=== DO THIS ===
Every line holding the word "пунктом" counts once. Give the total, nothing more.

--- START DATASET CONTENT ---

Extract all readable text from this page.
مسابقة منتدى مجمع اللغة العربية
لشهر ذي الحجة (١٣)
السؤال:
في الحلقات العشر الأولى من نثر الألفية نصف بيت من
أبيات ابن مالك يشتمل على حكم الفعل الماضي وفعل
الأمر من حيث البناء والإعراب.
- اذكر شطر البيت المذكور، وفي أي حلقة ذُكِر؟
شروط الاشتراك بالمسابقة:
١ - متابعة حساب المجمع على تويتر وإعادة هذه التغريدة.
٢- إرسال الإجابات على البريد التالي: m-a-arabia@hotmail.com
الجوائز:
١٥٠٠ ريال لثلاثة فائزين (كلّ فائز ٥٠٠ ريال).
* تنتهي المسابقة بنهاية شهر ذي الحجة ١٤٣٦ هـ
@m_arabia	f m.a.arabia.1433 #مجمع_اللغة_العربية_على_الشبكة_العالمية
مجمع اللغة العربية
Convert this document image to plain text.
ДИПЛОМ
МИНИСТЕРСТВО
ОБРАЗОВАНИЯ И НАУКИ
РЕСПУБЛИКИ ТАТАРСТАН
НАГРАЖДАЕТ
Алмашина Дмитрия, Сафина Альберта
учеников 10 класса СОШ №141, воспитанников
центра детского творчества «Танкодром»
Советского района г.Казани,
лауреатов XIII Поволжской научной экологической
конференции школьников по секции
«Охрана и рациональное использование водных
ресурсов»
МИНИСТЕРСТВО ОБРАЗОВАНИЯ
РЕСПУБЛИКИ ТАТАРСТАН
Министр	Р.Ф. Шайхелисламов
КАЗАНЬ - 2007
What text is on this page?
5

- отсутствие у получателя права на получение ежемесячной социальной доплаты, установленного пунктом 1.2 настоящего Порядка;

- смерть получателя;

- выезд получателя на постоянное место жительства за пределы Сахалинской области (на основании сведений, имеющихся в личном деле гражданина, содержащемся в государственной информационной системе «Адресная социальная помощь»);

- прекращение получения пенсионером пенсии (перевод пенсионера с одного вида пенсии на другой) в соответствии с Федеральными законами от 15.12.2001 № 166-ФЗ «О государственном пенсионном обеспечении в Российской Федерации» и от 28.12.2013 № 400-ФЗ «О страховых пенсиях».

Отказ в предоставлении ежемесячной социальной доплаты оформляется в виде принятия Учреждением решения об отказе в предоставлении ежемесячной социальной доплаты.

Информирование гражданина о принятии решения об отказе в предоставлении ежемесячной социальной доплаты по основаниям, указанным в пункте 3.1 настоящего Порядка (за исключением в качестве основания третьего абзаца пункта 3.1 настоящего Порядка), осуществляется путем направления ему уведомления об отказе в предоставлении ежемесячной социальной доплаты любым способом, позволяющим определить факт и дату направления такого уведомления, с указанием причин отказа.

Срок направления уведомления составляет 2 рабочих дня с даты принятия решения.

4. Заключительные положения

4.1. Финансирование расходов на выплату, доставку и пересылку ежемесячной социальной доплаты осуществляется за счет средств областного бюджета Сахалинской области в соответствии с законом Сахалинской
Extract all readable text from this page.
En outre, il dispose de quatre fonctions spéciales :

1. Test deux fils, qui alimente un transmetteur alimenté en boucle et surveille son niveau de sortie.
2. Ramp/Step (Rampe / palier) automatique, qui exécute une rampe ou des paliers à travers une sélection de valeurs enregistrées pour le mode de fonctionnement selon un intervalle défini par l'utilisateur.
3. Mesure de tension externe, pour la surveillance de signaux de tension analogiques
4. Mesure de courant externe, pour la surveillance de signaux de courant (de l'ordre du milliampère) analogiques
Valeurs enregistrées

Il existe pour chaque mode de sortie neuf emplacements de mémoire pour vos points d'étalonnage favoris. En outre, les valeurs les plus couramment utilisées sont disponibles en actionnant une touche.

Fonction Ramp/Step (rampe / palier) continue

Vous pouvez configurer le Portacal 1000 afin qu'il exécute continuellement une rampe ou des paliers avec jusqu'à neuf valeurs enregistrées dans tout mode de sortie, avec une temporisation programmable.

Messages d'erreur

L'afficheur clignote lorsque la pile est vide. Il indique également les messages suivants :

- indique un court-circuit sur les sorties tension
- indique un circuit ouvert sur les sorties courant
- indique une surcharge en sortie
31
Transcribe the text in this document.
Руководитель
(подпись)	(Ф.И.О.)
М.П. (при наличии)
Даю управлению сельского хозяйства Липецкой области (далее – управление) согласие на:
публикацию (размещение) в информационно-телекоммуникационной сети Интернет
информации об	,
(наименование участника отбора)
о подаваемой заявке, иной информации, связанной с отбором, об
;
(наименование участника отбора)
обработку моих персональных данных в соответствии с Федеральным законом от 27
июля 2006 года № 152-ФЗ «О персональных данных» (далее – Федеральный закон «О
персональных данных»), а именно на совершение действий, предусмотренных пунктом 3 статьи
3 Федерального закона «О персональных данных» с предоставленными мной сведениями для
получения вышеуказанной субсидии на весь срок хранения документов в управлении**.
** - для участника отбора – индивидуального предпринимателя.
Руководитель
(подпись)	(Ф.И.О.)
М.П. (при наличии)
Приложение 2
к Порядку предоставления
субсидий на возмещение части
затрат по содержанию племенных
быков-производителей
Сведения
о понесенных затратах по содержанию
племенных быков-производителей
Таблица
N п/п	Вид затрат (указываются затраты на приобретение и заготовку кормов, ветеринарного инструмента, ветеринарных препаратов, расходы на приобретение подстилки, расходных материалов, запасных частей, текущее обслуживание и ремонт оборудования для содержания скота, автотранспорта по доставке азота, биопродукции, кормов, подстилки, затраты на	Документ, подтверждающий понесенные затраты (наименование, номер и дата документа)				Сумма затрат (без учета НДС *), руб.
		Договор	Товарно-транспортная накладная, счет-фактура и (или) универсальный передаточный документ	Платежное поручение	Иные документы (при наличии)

--- END DATASET CONTENT ---

=== OUTPUT OF THE EXERCISE ===
2